═════ TEXT PASSAGE ═════
Theorem lmhmpropd 21090

Description: Module homomorphism depends only on the module attributes of structures. (Contributed by Mario Carneiro, 8-Oct-2015.)

Hypotheses

Ref	Expression
lmhmpropd.a	⊢ (𝜑 → 𝐵 = (Base‘𝐽))
lmhmpropd.b	⊢ (𝜑 → 𝐶 = (Base‘𝐾))
lmhmpropd.c	⊢ (𝜑 → 𝐵 = (Base‘𝐿))
lmhmpropd.d	⊢ (𝜑 → 𝐶 = (Base‘𝑀))
lmhmpropd.1	⊢ (𝜑 → 𝐹 = (Scalar‘𝐽))
lmhmpropd.2	⊢ (𝜑 → 𝐺 = (Scalar‘𝐾))
lmhmpropd.3	⊢ (𝜑 → 𝐹 = (Scalar‘𝐿))
lmhmpropd.4	⊢ (𝜑 → 𝐺 = (Scalar‘𝑀))
lmhmpropd.p	⊢ 𝑃 = (Base‘𝐹)
lmhmpropd.q	⊢ 𝑄 = (Base‘𝐺)
lmhmpropd.e	⊢ ((𝜑 ∧ (𝑥 ∈ 𝐵 ∧ 𝑦 ∈ 𝐵)) → (𝑥(+g‘𝐽)𝑦) = (𝑥(+g‘𝐿)𝑦))
lmhmpropd.f	⊢ ((𝜑 ∧ (𝑥 ∈ 𝐶 ∧ 𝑦 ∈ 𝐶)) → (𝑥(+g‘𝐾)𝑦) = (𝑥(+g‘𝑀)𝑦))
lmhmpropd.g	⊢ ((𝜑 ∧ (𝑥 ∈ 𝑃 ∧ 𝑦 ∈ 𝐵)) → (𝑥( ·𝑠 ‘𝐽)𝑦) = (𝑥( ·𝑠 ‘𝐿)𝑦))
lmhmpropd.h	⊢ ((𝜑 ∧ (𝑥 ∈ 𝑄 ∧ 𝑦 ∈ 𝐶)) → (𝑥( ·𝑠 ‘𝐾)𝑦) = (𝑥( ·𝑠 ‘𝑀)𝑦))
═════ INPUT FOR THIS TASK ═════
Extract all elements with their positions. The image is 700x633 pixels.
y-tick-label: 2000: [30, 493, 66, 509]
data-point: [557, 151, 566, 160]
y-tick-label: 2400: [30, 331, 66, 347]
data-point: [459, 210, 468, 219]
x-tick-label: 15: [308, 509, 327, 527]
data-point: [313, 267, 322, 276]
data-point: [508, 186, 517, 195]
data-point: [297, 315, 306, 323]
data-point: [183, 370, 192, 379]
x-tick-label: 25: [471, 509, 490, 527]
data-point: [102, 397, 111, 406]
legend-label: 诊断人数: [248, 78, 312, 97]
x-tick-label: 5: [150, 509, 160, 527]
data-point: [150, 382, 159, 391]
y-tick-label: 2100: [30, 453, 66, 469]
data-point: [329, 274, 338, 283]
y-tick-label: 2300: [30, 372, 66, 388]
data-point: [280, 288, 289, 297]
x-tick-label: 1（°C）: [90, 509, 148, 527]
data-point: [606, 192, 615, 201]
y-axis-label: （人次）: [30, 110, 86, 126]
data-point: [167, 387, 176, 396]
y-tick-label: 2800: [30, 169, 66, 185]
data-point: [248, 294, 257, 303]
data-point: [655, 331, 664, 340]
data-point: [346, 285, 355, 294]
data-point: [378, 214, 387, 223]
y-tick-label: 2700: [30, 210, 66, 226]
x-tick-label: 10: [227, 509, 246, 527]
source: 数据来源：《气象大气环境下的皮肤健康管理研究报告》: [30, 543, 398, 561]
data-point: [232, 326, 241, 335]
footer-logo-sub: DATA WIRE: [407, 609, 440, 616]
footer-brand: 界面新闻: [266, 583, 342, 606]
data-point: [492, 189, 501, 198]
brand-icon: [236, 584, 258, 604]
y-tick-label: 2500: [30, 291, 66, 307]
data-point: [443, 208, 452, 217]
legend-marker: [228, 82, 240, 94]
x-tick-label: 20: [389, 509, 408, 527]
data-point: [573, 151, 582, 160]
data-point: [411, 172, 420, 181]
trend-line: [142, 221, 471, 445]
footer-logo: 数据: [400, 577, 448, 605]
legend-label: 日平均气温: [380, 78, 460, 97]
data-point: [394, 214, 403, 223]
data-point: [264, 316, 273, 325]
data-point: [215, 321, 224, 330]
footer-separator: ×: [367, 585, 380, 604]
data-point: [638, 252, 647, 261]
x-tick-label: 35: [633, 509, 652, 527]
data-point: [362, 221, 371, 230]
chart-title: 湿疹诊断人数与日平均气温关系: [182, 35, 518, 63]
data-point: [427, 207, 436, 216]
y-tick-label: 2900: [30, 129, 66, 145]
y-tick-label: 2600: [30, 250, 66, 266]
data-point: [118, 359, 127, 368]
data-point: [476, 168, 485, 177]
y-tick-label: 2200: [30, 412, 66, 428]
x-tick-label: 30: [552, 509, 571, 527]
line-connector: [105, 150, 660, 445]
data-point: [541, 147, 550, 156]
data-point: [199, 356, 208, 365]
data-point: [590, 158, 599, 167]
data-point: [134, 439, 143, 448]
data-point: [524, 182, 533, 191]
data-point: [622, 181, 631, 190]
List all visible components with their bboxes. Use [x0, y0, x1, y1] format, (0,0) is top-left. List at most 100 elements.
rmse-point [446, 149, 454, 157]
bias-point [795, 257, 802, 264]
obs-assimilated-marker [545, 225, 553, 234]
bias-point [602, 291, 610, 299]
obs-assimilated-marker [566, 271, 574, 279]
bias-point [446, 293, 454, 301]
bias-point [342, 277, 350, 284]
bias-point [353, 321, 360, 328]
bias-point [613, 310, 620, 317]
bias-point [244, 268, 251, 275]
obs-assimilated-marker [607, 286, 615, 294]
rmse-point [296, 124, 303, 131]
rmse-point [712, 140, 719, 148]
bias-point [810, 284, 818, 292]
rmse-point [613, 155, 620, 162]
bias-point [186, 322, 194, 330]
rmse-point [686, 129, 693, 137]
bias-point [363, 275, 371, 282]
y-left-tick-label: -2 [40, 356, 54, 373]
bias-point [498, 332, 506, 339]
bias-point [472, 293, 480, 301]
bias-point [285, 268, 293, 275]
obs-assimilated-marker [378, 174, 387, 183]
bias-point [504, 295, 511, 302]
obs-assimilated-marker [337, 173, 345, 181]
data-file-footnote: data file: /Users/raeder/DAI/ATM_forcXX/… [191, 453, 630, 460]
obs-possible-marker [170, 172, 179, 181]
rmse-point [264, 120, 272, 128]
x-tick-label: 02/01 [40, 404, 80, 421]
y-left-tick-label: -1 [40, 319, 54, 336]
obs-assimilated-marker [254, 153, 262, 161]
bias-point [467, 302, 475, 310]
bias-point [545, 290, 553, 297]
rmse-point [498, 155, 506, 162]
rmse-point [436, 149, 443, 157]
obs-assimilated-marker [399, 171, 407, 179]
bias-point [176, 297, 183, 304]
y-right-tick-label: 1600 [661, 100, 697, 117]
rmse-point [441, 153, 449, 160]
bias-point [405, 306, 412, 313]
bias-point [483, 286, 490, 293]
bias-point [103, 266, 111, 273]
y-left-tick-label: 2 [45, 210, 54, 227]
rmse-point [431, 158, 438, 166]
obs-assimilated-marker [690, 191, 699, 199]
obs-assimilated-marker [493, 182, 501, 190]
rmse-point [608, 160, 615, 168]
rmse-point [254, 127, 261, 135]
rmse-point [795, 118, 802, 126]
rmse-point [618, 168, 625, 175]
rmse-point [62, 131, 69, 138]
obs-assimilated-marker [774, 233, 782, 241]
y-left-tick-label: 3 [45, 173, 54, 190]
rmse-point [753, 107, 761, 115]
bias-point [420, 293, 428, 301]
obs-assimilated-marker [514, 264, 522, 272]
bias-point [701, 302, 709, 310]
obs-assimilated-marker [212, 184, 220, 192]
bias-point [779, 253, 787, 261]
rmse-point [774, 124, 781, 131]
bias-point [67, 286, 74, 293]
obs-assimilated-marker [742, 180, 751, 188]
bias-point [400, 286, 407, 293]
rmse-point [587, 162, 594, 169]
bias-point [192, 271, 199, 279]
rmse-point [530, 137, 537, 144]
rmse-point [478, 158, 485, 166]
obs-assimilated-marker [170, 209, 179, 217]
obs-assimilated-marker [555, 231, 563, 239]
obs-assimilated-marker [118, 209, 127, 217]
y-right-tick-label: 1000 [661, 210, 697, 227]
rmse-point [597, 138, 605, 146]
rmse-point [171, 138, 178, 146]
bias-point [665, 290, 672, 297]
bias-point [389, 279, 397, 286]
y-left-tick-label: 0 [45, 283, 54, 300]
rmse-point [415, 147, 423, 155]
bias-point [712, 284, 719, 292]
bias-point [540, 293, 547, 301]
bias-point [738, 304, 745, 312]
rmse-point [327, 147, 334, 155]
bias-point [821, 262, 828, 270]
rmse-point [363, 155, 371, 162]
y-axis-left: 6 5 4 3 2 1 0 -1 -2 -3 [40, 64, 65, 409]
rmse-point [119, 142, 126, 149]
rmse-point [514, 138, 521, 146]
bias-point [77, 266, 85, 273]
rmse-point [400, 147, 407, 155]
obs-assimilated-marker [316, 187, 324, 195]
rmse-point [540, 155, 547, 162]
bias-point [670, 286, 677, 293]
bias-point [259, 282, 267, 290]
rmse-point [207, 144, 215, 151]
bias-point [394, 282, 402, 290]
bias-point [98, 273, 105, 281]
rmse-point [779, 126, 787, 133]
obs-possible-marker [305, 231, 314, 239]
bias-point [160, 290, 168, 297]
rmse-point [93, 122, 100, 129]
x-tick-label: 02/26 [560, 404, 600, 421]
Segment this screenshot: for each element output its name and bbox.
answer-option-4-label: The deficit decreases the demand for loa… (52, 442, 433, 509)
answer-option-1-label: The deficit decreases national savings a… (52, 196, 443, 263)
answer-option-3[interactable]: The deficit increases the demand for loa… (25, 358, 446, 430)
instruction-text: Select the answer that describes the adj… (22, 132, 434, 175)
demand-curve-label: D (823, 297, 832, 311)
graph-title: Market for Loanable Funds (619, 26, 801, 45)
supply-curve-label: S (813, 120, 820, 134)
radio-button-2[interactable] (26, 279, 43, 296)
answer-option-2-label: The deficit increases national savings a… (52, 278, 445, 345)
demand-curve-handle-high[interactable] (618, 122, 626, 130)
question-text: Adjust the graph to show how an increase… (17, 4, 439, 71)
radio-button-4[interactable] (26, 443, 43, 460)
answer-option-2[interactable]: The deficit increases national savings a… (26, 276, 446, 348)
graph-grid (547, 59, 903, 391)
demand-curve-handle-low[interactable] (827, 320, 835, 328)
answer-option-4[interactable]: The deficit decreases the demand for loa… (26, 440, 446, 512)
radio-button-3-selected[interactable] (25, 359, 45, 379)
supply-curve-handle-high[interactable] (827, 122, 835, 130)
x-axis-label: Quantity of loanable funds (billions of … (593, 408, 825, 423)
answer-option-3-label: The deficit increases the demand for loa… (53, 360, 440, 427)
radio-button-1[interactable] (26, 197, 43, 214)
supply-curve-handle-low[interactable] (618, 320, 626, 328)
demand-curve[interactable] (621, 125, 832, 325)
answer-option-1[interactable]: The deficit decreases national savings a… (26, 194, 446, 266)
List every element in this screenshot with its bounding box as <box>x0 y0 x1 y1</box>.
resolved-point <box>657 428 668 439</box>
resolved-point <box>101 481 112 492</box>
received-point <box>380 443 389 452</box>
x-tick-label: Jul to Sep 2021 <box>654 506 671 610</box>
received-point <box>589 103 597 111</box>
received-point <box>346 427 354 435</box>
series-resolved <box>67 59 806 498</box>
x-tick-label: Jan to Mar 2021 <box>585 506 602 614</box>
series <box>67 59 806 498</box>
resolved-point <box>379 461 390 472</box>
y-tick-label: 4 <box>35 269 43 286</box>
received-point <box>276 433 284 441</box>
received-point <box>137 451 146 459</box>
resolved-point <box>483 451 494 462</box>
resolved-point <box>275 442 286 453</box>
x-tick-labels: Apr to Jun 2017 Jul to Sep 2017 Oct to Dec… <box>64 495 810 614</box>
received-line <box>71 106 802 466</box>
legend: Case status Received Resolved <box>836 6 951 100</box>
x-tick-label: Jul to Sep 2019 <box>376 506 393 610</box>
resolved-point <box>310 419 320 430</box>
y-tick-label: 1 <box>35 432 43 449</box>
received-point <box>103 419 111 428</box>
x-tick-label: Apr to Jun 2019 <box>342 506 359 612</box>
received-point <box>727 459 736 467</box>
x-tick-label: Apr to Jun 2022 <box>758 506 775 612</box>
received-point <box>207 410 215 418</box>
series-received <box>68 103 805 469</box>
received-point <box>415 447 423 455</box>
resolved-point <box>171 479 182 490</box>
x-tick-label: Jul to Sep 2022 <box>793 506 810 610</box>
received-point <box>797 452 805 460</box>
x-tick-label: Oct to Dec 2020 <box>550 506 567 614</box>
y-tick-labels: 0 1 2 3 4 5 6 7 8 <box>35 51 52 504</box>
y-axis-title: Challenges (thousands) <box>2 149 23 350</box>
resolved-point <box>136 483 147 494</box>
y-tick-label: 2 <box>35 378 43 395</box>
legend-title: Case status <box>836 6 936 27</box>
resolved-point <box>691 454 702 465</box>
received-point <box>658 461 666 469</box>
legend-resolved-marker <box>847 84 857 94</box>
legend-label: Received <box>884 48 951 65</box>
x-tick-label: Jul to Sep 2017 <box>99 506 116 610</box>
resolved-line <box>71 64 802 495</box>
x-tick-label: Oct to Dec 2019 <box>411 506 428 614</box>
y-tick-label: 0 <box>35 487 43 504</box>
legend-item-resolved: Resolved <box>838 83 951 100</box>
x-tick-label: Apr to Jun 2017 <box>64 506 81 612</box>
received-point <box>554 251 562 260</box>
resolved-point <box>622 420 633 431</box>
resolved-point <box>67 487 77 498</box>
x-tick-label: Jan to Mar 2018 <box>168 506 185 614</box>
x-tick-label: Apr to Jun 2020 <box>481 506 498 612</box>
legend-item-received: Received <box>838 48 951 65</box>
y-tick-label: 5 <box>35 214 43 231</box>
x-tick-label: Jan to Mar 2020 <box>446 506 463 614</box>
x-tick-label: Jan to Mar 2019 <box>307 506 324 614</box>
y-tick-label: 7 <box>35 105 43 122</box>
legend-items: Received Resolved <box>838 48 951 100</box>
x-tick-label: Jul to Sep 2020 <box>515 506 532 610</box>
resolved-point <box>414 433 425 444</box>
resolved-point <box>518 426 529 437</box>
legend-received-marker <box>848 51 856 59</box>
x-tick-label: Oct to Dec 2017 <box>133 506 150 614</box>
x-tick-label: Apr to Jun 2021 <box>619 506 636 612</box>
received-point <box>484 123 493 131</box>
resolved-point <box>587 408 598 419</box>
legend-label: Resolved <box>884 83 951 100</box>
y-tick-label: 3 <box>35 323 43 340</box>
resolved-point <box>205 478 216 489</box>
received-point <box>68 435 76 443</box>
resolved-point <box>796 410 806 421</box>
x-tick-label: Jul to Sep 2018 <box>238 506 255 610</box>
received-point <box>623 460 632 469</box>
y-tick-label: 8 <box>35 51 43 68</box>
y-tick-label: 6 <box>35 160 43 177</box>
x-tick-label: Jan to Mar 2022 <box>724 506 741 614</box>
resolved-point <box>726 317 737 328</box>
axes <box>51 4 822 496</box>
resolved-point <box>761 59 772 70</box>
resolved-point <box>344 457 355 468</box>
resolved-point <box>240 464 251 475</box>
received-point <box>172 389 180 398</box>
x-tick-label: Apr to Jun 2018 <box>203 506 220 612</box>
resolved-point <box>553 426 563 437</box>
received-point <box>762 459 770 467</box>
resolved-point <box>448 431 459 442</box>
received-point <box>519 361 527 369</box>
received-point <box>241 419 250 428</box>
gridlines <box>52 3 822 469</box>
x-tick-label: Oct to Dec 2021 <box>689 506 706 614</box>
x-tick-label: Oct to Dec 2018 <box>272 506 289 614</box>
═════
*TASKS AND EXERCISES*.
#1 In the description of theorem lmhmpropd, what does module homomorphism depend on?
#2 Report every line of the records that contains the string "status", treating case as significant.
The records are unrelated to the text.

*ANSWERS FOR THE EXERCISE*.
#1 Module homomorphism depends only on the module attributes of structures.

#2
legend: Case status Received Resolved <box>836 6 951 100</box>
legend-title: Case status <box>836 6 936 27</box>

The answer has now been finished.